Records for the exercise:
..........
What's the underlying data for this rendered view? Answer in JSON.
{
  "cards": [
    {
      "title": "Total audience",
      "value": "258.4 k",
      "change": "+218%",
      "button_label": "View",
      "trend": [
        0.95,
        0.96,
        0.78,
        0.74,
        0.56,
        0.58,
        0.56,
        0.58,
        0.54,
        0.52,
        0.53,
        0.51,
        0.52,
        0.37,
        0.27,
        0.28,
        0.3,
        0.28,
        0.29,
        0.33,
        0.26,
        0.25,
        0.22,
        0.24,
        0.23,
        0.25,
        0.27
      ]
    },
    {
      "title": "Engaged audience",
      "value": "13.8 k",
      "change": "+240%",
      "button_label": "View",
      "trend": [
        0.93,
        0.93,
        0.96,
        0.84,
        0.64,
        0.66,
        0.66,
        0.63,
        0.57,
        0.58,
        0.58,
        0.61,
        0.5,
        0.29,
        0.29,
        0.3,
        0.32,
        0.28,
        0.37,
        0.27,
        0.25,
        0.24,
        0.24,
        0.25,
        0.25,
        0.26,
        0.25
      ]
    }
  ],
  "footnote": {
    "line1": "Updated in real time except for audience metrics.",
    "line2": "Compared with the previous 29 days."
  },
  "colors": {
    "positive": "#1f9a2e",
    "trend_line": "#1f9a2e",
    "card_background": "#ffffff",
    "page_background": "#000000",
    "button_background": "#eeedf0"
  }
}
..........
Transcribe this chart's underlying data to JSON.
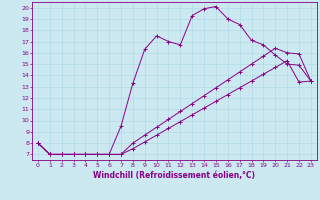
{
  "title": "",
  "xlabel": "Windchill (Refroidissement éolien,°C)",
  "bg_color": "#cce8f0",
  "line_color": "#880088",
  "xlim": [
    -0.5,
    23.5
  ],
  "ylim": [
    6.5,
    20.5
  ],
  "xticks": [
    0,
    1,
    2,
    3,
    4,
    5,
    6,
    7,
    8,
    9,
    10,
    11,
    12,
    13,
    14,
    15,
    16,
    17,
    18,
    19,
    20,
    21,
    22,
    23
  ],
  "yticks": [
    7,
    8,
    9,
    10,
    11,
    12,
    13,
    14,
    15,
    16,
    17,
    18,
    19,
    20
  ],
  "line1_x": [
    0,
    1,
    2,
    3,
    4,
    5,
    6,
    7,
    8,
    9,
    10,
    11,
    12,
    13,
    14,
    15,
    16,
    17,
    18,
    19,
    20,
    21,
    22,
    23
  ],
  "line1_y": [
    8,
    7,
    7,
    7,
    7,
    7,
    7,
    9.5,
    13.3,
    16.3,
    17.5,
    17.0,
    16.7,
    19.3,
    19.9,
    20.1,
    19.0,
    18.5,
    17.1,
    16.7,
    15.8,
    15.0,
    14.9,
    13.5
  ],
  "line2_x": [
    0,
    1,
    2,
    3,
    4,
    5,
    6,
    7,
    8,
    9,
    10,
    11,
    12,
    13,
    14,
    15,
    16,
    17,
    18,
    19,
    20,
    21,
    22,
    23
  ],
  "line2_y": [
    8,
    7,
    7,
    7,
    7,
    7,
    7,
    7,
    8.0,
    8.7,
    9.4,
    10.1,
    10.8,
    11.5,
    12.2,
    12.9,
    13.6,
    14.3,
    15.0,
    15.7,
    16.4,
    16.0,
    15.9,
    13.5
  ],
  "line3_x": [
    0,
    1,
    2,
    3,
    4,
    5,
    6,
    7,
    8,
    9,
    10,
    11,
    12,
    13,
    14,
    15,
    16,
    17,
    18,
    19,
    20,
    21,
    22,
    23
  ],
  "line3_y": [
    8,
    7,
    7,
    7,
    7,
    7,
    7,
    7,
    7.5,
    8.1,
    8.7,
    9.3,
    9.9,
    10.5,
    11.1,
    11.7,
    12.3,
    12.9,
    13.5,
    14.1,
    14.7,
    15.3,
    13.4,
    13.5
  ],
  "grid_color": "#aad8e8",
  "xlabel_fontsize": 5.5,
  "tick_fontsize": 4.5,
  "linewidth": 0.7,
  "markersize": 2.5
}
..........
Aim of the exercise: What is the number of lines in these records that contain "data"? Reply with the number only.

Written solution: 2